- STATED EXERCISE
Check each line of the data for "name" and select those that have it.
### TASK DATA
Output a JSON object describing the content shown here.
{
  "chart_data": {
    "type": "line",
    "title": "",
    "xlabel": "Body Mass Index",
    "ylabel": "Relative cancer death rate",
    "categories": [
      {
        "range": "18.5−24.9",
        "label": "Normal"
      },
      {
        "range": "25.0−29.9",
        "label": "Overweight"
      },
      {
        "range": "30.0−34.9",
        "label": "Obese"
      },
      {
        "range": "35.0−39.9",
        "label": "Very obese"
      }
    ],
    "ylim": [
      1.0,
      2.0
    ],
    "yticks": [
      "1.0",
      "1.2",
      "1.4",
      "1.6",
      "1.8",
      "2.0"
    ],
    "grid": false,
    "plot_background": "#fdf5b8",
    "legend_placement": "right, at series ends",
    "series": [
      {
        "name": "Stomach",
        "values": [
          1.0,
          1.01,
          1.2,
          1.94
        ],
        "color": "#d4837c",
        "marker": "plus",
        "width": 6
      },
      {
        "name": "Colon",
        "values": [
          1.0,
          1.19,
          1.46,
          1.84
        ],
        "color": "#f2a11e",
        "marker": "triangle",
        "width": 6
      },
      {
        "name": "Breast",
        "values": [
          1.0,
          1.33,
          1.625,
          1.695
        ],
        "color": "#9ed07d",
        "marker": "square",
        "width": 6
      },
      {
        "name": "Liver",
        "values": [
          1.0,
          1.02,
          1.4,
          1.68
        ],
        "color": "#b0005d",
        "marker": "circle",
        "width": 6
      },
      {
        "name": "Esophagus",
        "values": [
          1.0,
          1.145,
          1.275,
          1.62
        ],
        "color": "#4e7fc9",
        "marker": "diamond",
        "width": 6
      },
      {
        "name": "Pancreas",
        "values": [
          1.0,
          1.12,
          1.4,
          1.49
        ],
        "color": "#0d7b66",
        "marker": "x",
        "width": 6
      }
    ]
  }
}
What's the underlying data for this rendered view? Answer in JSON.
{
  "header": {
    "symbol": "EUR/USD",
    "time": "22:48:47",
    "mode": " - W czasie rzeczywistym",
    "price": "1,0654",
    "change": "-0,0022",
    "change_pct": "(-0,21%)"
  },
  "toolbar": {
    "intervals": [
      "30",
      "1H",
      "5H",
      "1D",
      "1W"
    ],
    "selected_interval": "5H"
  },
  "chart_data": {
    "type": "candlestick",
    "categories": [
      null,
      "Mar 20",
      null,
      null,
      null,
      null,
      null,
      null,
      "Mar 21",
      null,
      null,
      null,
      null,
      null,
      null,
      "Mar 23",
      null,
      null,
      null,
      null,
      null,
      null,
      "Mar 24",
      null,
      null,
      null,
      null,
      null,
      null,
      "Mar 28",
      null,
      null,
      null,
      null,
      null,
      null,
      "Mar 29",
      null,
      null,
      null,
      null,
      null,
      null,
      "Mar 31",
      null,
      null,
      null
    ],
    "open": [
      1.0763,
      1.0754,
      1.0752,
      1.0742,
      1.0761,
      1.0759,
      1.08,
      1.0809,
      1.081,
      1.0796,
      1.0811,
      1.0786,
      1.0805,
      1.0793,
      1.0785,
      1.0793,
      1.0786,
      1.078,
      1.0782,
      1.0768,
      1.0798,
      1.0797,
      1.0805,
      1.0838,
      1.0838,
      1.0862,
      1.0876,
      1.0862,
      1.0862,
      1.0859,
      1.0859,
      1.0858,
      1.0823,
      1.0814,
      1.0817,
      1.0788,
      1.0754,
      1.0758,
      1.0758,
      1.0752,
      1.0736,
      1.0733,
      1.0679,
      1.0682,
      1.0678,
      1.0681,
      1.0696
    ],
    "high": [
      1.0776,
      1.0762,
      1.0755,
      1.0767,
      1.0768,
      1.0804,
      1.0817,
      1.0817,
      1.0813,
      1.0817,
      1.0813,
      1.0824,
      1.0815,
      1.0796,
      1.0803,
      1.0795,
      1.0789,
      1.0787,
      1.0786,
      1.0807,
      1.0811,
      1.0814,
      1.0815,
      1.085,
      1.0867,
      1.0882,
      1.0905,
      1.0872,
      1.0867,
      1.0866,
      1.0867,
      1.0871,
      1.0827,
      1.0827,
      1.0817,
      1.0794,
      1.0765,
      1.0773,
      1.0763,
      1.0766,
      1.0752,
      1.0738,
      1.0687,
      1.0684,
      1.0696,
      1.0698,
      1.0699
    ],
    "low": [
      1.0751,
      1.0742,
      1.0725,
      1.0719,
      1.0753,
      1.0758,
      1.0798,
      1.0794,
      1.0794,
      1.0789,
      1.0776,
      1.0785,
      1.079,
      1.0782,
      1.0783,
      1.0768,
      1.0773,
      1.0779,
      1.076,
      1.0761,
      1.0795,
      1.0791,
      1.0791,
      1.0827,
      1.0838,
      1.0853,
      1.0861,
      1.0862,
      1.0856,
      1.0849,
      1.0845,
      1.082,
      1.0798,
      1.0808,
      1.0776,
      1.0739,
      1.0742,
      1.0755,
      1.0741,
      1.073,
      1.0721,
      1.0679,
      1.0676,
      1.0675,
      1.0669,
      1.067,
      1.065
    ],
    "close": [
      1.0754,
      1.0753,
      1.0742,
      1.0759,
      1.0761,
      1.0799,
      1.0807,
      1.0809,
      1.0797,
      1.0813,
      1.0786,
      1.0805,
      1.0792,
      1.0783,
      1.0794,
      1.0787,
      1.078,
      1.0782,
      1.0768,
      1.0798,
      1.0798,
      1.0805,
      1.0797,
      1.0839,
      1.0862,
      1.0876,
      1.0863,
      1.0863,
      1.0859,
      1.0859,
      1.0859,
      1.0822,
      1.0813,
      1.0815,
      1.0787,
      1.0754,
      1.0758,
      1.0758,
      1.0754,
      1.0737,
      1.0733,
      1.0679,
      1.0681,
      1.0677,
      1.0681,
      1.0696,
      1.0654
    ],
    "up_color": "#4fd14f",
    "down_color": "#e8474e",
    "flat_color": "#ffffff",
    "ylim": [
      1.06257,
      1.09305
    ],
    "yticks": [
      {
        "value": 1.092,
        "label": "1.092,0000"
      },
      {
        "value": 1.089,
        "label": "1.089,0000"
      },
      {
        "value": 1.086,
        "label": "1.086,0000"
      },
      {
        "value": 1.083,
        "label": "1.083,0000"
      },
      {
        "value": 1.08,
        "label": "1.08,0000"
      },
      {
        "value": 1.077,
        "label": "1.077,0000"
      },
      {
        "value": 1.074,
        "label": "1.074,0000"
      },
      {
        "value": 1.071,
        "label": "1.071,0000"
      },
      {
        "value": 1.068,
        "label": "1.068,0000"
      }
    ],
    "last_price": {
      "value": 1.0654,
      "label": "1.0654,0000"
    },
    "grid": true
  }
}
######
- ANSWER IN FULL
        "name": "Stomach",
        "name": "Colon",
        "name": "Breast",
        "name": "Liver",
        "name": "Esophagus",
        "name": "Pancreas",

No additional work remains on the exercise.